Goal of the exercise:
Extract every one of the lines below and reproduce each one without any change, in the same order.

***** Supplied records *****

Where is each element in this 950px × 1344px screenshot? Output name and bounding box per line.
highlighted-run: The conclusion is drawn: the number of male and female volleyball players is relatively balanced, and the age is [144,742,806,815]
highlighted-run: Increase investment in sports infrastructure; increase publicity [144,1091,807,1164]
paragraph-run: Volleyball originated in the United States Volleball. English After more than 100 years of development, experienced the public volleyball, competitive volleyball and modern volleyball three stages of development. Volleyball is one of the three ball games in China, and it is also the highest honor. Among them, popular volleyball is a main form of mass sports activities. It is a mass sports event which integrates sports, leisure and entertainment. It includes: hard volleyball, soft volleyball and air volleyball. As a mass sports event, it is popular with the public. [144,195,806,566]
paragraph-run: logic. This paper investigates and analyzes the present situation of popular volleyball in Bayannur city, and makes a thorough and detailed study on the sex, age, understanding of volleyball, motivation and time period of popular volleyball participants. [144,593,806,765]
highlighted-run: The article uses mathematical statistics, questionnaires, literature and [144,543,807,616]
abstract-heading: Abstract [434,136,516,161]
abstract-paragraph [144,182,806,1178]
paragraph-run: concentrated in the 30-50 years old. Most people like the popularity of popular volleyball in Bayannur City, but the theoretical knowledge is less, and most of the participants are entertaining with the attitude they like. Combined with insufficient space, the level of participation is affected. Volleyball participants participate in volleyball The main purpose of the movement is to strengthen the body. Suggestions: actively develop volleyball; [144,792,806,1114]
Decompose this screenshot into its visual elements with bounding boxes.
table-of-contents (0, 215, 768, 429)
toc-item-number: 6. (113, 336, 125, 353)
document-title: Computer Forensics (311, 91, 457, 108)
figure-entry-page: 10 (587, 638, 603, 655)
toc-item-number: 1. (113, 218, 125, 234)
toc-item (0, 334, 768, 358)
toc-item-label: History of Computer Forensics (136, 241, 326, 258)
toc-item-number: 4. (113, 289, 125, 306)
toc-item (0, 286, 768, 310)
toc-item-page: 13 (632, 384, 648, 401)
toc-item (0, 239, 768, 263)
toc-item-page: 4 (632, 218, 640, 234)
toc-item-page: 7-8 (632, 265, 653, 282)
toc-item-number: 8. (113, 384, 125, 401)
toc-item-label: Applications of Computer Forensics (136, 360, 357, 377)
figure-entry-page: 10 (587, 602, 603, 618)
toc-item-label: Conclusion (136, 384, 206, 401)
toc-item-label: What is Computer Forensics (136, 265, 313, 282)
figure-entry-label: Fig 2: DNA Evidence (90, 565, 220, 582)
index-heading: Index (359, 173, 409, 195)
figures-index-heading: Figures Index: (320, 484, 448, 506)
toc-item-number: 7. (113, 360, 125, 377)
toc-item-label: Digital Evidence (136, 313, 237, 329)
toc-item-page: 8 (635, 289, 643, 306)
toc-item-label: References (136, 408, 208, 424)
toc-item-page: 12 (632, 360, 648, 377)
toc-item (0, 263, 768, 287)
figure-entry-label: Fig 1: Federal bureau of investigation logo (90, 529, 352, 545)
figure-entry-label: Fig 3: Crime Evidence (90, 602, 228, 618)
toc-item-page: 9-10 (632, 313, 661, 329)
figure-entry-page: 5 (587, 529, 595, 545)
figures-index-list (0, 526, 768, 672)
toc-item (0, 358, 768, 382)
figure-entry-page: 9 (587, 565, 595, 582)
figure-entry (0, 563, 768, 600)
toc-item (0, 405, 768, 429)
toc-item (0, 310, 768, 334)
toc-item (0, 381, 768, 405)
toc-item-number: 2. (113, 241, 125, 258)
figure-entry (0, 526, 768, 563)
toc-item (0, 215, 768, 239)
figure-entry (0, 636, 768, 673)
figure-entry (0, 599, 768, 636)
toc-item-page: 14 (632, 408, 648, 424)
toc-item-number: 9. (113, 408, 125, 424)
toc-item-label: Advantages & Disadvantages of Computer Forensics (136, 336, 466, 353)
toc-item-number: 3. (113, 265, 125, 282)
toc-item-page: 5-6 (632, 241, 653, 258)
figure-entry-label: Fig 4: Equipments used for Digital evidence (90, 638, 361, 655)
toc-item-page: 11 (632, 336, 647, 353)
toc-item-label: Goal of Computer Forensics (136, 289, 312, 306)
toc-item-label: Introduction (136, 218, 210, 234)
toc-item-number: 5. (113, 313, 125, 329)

*****

Solution:
Where is each element in this 950px × 1344px screenshot? Output name and bounding box per line.
highlighted-run: The conclusion is drawn: the number of male and female volleyball players is relatively balanced, and the age is [144,742,806,815]
highlighted-run: Increase investment in sports infrastructure; increase publicity [144,1091,807,1164]
paragraph-run: Volleyball originated in the United States Volleball. English After more than 100 years of development, experienced the public volleyball, competitive volleyball and modern volleyball three stages of development. Volleyball is one of the three ball games in China, and it is also the highest honor. Among them, popular volleyball is a main form of mass sports activities. It is a mass sports event which integrates sports, leisure and entertainment. It includes: hard volleyball, soft volleyball and air volleyball. As a mass sports event, it is popular with the public. [144,195,806,566]
paragraph-run: logic. This paper investigates and analyzes the present situation of popular volleyball in Bayannur city, and makes a thorough and detailed study on the sex, age, understanding of volleyball, motivation and time period of popular volleyball participants. [144,593,806,765]
highlighted-run: The article uses mathematical statistics, questionnaires, literature and [144,543,807,616]
abstract-heading: Abstract [434,136,516,161]
abstract-paragraph [144,182,806,1178]
paragraph-run: concentrated in the 30-50 years old. Most people like the popularity of popular volleyball in Bayannur City, but the theoretical knowledge is less, and most of the participants are entertaining with the attitude they like. Combined with insufficient space, the level of participation is affected. Volleyball participants participate in volleyball The main purpose of the movement is to strengthen the body. Suggestions: actively develop volleyball; [144,792,806,1114]
Decompose this screenshot into its visual elements with bounding boxes.
table-of-contents (0, 215, 768, 429)
toc-item-number: 6. (113, 336, 125, 353)
document-title: Computer Forensics (311, 91, 457, 108)
figure-entry-page: 10 (587, 638, 603, 655)
toc-item-number: 1. (113, 218, 125, 234)
toc-item (0, 334, 768, 358)
toc-item-label: History of Computer Forensics (136, 241, 326, 258)
toc-item-number: 4. (113, 289, 125, 306)
toc-item (0, 286, 768, 310)
toc-item-page: 13 (632, 384, 648, 401)
toc-item (0, 239, 768, 263)
toc-item-page: 4 (632, 218, 640, 234)
toc-item-page: 7-8 (632, 265, 653, 282)
toc-item-number: 8. (113, 384, 125, 401)
toc-item-label: Applications of Computer Forensics (136, 360, 357, 377)
figure-entry-page: 10 (587, 602, 603, 618)
toc-item-label: Conclusion (136, 384, 206, 401)
toc-item-label: What is Computer Forensics (136, 265, 313, 282)
figure-entry-label: Fig 2: DNA Evidence (90, 565, 220, 582)
index-heading: Index (359, 173, 409, 195)
figures-index-heading: Figures Index: (320, 484, 448, 506)
toc-item-number: 7. (113, 360, 125, 377)
toc-item-label: Digital Evidence (136, 313, 237, 329)
toc-item-page: 8 (635, 289, 643, 306)
toc-item-label: References (136, 408, 208, 424)
toc-item-page: 12 (632, 360, 648, 377)
toc-item (0, 263, 768, 287)
figure-entry-label: Fig 1: Federal bureau of investigation logo (90, 529, 352, 545)
figure-entry-label: Fig 3: Crime Evidence (90, 602, 228, 618)
toc-item-page: 9-10 (632, 313, 661, 329)
figure-entry-page: 5 (587, 529, 595, 545)
figures-index-list (0, 526, 768, 672)
toc-item (0, 358, 768, 382)
figure-entry-page: 9 (587, 565, 595, 582)
figure-entry (0, 563, 768, 600)
toc-item (0, 405, 768, 429)
toc-item (0, 310, 768, 334)
toc-item (0, 381, 768, 405)
toc-item-number: 2. (113, 241, 125, 258)
figure-entry (0, 526, 768, 563)
toc-item (0, 215, 768, 239)
figure-entry (0, 636, 768, 673)
figure-entry (0, 599, 768, 636)
toc-item-page: 14 (632, 408, 648, 424)
toc-item-number: 9. (113, 408, 125, 424)
toc-item-label: Advantages & Disadvantages of Computer Forensics (136, 336, 466, 353)
toc-item-number: 3. (113, 265, 125, 282)
toc-item-page: 5-6 (632, 241, 653, 258)
figure-entry-label: Fig 4: Equipments used for Digital evidence (90, 638, 361, 655)
toc-item-page: 11 (632, 336, 647, 353)
toc-item-label: Goal of Computer Forensics (136, 289, 312, 306)
toc-item-label: Introduction (136, 218, 210, 234)
toc-item-number: 5. (113, 313, 125, 329)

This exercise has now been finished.